■ **REQUEST 1**
Answer these questions about the playwriting lesson plan:
(a) Which two movies does the teacher use on Day 3 to go over conflicts?
(b) On what platform do groups share their ideas on Day 3?
(c) What video does the teacher play on Days 4-5?
■ **REQUEST 2**
Please reproduce the listing word for word, starting at its first line and ending at the line that contains "sql-token: '2020-01-01 '".

***** TEXT EXCERPT *****

DAY 3: Teacher will review plot and reference the anchor chart. The teacher will go over story elements, and go over how the plot needs to have a beginning, middle, and end. Before students think about a beginning, middle, and end, the teacher will ask students to think about their favorite books. Teachers will ask the class what the main problems where in those books, and how the problems were solved. The teacher will then go over conflicts that happen in common movies, such as Finding Nemo and Cinderella. Students will share the conflict and resolution in those stories too. Students will then get back into their groups. They will also have their character and setting sheets passed back to them. The teacher will have groups brainstorm what they would like the conflict and resolution to be in their short stories. Once groups have those established, they will orally talk about the beginning, middle, and end of what will happen in the story. Students will not go in depth, they will just have a general idea of what the plots will be in their stories, and when the conflict and resolution will occur. Students will share their group ideas on Flipgrid, and the class will view each group's ideas for their short stories. The teacher will monitor and facilitate conversations, making sure all students are participating and feel heard.

DAY 4-5: Teacher will play the video Marilyn Bianchi Kids' Playwriting Festival (link included in the Background  Knowledge section of this lesson plan) and discuss the major story elements that are mentioned in the video. Teacher will have students in their groups and pass out their character and setting sheets. Teacher will also pass out a blank sheet of lined paper, and the playwriting template (the template is attached to the assessment portion of this lesson plan). Teacher will display the template on the projector. Students will fill in the title, authors, and characters on their lined paper, making sure their format matches the format of the template. Students will be able to reference their characters sheet if it is needed. Students will then fill out their setting information on their lined paper, and again follow the outline of the format from the template. They will also use their setting sheets as support for this area. After groups have all of those areas finished, the teacher will have students start discussing what they would like their characters to say and what dialogue they should be using. Students will work together in their groups to start forming the beginning of their stories. When groups get finished with their beginning, they will show the work to the teacher to read over and make sure it makes sence, and that the sequence is in the right order. If any groups are lacking support, the teacher may need to sit with a group and offer a scaffold about sequencing with the group to support them. Once groups have the beginning checked off, the teacher will have them start the middle. This same routine will be repeated for the end of their stories as well. The teacher will make sure all of the story elements are covered in detail, and that the script matches the outline students have recorded on their Flipgrids. The teacher will extend this to another day if it is needed.

***** DATA SECTION *****

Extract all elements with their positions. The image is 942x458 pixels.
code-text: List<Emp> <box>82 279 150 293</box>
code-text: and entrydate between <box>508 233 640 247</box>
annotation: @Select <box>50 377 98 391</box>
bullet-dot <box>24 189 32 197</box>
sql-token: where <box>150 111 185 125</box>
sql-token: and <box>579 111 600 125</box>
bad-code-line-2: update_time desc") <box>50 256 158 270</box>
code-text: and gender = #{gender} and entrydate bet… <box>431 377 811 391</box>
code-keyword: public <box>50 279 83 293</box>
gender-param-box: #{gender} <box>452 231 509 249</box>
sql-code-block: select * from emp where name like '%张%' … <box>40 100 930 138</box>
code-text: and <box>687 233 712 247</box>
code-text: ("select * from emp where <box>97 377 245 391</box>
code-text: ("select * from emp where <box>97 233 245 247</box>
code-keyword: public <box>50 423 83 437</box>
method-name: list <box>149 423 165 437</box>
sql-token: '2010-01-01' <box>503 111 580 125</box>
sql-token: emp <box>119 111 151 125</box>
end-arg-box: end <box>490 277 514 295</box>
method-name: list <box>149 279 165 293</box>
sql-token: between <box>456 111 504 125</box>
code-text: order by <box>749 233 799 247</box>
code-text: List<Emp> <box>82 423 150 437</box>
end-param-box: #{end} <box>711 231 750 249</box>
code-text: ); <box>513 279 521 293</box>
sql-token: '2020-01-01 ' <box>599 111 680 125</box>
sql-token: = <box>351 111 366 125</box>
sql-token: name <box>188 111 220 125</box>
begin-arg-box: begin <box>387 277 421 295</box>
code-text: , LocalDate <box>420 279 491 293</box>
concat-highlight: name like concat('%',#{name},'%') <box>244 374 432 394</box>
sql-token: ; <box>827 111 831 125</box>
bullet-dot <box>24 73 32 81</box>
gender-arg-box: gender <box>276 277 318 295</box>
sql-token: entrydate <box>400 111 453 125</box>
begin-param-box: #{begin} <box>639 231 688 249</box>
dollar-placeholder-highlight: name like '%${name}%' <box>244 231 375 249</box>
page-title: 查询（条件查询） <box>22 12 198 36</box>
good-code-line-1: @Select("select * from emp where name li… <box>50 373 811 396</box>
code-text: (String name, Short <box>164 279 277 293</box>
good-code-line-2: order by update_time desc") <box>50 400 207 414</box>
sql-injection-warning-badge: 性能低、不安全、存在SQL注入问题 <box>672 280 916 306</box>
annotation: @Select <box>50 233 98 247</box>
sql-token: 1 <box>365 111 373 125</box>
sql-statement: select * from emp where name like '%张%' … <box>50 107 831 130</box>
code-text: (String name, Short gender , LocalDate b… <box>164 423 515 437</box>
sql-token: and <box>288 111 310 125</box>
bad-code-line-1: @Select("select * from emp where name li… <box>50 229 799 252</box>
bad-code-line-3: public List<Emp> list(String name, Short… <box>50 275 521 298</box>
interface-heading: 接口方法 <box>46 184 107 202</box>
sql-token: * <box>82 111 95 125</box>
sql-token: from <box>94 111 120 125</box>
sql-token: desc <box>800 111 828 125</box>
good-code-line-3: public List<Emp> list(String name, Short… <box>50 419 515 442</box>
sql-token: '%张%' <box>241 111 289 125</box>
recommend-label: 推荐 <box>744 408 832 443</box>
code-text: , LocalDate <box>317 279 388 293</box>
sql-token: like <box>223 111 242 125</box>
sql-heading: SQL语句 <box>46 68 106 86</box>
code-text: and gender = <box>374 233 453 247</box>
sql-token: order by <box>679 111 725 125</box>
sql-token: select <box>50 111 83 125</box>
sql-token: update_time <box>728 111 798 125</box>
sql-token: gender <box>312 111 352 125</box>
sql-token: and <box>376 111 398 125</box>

*****

■ **TASK ANSWER 1**
(a) Finding Nemo and Cinderella
(b) Flipgrid
(c) Marilyn Bianchi Kids' Playwriting Festival

■ **TASK ANSWER 2**
Extract all elements with their positions. The image is 942x458 pixels.
code-text: List<Emp> <box>82 279 150 293</box>
code-text: and entrydate between <box>508 233 640 247</box>
annotation: @Select <box>50 377 98 391</box>
bullet-dot <box>24 189 32 197</box>
sql-token: where <box>150 111 185 125</box>
sql-token: and <box>579 111 600 125</box>
bad-code-line-2: update_time desc") <box>50 256 158 270</box>
code-text: and gender = #{gender} and entrydate bet… <box>431 377 811 391</box>
code-keyword: public <box>50 279 83 293</box>
gender-param-box: #{gender} <box>452 231 509 249</box>
sql-code-block: select * from emp where name like '%张%' … <box>40 100 930 138</box>
code-text: and <box>687 233 712 247</box>
code-text: ("select * from emp where <box>97 377 245 391</box>
code-text: ("select * from emp where <box>97 233 245 247</box>
code-keyword: public <box>50 423 83 437</box>
method-name: list <box>149 423 165 437</box>
sql-token: '2010-01-01' <box>503 111 580 125</box>
sql-token: emp <box>119 111 151 125</box>
end-arg-box: end <box>490 277 514 295</box>
method-name: list <box>149 279 165 293</box>
sql-token: between <box>456 111 504 125</box>
code-text: order by <box>749 233 799 247</box>
code-text: List<Emp> <box>82 423 150 437</box>
end-param-box: #{end} <box>711 231 750 249</box>
code-text: ); <box>513 279 521 293</box>
sql-token: '2020-01-01 ' <box>599 111 680 125</box>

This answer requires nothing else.